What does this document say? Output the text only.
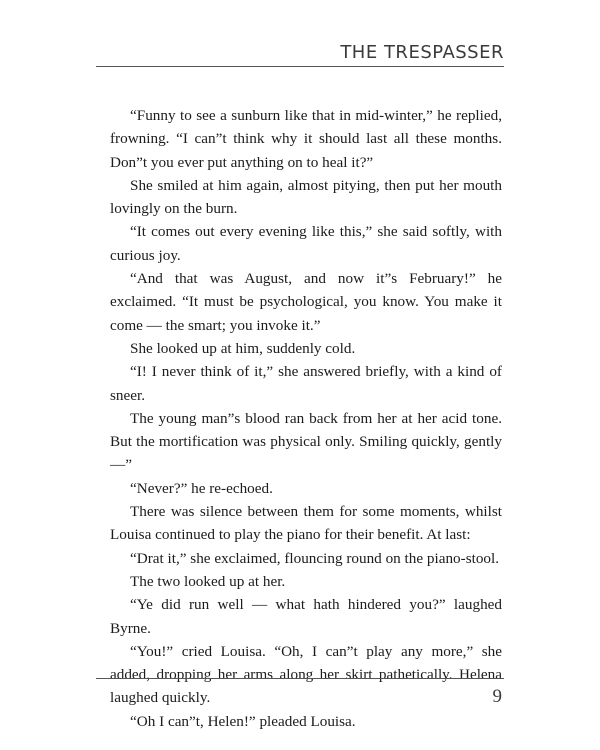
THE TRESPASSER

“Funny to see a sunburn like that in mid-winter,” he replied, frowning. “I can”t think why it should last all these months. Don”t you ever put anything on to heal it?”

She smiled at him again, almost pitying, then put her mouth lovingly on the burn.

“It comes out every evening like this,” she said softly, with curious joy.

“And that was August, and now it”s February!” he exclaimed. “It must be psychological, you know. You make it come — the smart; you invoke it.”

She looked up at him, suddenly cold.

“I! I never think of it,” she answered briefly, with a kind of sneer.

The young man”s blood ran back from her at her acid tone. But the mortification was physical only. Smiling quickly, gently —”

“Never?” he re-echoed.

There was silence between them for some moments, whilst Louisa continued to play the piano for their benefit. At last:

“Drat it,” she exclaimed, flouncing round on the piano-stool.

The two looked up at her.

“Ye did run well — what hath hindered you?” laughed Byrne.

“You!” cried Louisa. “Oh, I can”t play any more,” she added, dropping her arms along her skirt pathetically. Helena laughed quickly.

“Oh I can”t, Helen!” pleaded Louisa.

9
* * *
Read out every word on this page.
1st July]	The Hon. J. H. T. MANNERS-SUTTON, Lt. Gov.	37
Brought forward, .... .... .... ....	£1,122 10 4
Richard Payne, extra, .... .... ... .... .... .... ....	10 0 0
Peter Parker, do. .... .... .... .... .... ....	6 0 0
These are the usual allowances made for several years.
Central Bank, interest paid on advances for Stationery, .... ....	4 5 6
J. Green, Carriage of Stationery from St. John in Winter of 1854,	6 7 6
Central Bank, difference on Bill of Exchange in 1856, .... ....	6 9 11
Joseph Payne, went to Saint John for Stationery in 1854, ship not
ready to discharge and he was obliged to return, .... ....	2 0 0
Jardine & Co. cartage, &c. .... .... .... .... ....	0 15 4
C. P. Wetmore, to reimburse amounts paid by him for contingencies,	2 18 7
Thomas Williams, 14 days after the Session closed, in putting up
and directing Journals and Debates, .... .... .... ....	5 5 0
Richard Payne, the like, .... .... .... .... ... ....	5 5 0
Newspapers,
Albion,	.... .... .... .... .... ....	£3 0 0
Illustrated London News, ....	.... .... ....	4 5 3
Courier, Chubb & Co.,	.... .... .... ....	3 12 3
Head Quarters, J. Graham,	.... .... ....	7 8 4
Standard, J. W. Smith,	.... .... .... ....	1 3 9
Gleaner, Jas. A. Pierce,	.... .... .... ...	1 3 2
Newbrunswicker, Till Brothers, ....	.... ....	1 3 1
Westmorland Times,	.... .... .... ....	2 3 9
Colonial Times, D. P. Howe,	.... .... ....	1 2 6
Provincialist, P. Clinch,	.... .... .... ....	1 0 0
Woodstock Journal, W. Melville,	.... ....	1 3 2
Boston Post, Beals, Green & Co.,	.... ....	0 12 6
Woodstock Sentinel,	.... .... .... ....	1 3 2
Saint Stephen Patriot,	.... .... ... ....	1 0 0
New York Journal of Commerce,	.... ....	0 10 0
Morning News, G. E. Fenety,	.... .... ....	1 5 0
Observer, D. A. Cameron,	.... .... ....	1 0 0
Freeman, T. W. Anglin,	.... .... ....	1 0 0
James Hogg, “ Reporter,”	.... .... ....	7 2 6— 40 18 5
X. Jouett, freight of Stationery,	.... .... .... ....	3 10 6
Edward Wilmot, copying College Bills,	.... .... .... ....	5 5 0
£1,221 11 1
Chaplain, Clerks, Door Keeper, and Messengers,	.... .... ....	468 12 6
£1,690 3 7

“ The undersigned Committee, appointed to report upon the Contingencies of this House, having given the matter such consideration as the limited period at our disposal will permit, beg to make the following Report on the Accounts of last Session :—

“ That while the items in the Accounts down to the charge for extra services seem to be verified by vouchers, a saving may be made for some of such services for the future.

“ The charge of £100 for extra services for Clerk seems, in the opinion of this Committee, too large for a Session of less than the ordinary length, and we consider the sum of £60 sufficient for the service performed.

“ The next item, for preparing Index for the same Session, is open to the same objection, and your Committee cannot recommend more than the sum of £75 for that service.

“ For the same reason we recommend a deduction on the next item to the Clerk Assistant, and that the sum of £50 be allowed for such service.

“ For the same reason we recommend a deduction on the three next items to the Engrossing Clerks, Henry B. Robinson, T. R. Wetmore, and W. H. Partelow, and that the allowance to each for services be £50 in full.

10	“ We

* EXERCISE DETAILS:
Extract all lines from the data in which "only" is found.

* IN RESPONSE:
What does this document say? Output the text only.
The young man”s blood ran back from her at her acid tone. But the mortification was physical only. Smiling quickly, gently —”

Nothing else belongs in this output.